Trecho selecionado:
**********

Podcast: Ep 2 – Nelson Triunfo a história viva do Hip Hop – @agenciabrasil
EPISÓDIO 2: Nelson Triunfo
Sobe som ? Rappers Delight, de Sugarhill Gang
Vinheta: Dos griôs da África para as periferias do mundo: 50 anos de Hip Hop
Sobe som ? “cinco, seis, sete, oito… Sex Machine – James Brown… ahhhhh, joga, joga, joga… ahhh… Valeu… uuuuhhhh…”
Daniel Mello: A conversa que trazemos hoje foi gravada no centro de São Paulo. Claro, com muita música e dança. Aos 69 anos, o dançarino precursor do break no Brasil, Nelson Triunfo, continua mostrando seu swing e exibindo o cabelo black power imponente e esvoaçante, uma marca registrada desde 1983, quando ele e o grupo Original Funk levaram para as ruas de São Paulo a dança que apresentavam em bailes.
Sobe som ? Funk Brother Soul, Gérson King Combo
“Vou lhe mostrar como se dança o funk brother soul”…
Daniel Mello: Eu sou Daniel Mello, jornalista da Empresa Brasil de Comunicação e você confere o segundo episódio do podcast sobre os 50 anos da cultura Hip Hop no mundo.
Hoje Nelson Triunfo fala sobre os primeiros anos no Brasil até a consolidação do Hip Hop como uma cultura urbana no país, com capacidade de transformação social.
Sobe som ?
Daniel Mello: O Hip Hop, então, ele abre os horizontes da juventude.
Nelson Triunfo: É, principalmente porque nós lidamos, naquele momento imediato, com problema que era resolvido só através o assistencialismo. Nós chegamos com a mudança do cidadão. ‘Ó aí o cidadão mudado, sobrevive da dança”.
Daniel Mello: Qual a diferença do assistencialismo e mudar a cabeça do cidadão?
Nelson Triunfo: No assistencialismo, é que eu te dou hoje o pão, você come e amanhã você tá sem ele. No assistencialismo, é que eu te arranjo uma coisa que vai durar uma semana, terminou aquela semana, você tá sem ela. E a transformação do cidadão é que você não vai mais precisar tanto desse assistencialismo mais, você vai ser o seu protagonista, a sua história e você vai buscar o seu dinheiro através da sua arte, não ficar pedindo que ninguém te dê nada.
Daniel Mello: Quantos anos aí de história fazendo isso já?

**********

Material fornecido:
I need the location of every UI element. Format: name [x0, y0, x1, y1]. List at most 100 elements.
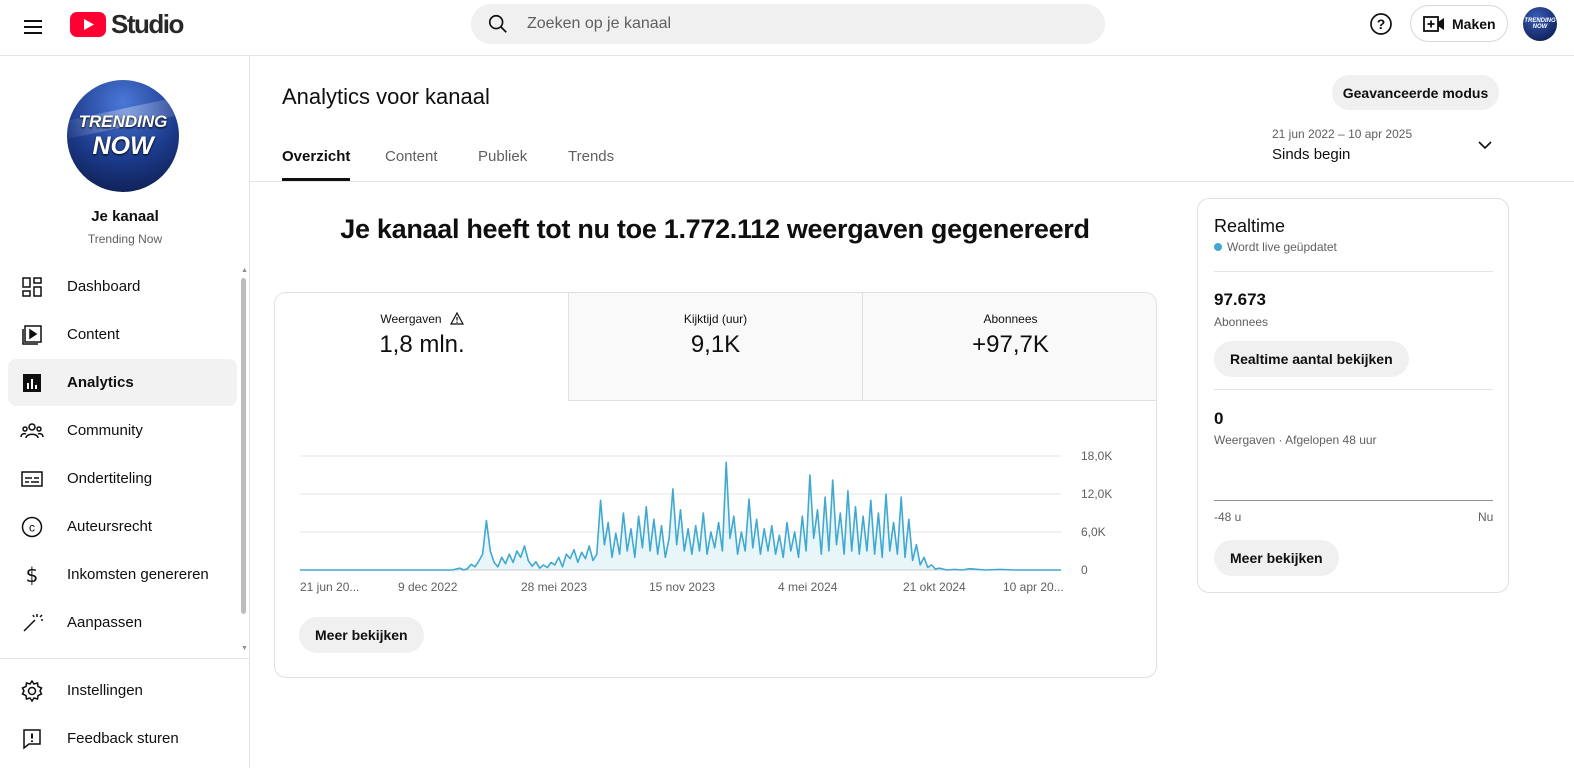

**********

Tarefa proposta:
Prossiga a transcrição do podcast sobre Nelson Triunfo a partir da última fala apresentada.

Resposta:
Nelson Triunfo: Em São Paulo, já 40 anos. Quer dizer que conta a partir do momento que eu fui pra rua, porque, meu brother, eu já falei que nós já sabíamos um pouco, né? Mas a partir que eu fui pra rua no início de 83, aí sim dá 40 anos.
Daniel Mello: Essa questão do Movimento Negro Unificado, você falou da violência policial, e que foi um movimento que surgiu também em reação à violência policial, né?
Nelson Triunfo: É, mas tudo tem uma coisa presa com outra, entendeu? Você falou, o Hip Hop, aí se você for olhar, as pessoas que surgiram lá, eram os netos dos black panthers, sobrinhos, era família dos black panthers. Pessoas quem quando eles começaram a rimar, trouxeram também ideologias do Mandela, do Steve Biko.
Daniel Mello: Isso nos Estados Unidos.
Nelson Triunfo: Nos Estados Unidos, eles trouxeram ideias. Ao ele vir pra São Paulo, a gente viu também que a grande maioria dos negros lá fora, dentro do Hip Hop, eram negros que representavam. E também como nós temos uma grande população negra, também a nossa maior população aqui do Hip Hop foi se tornando a população negra.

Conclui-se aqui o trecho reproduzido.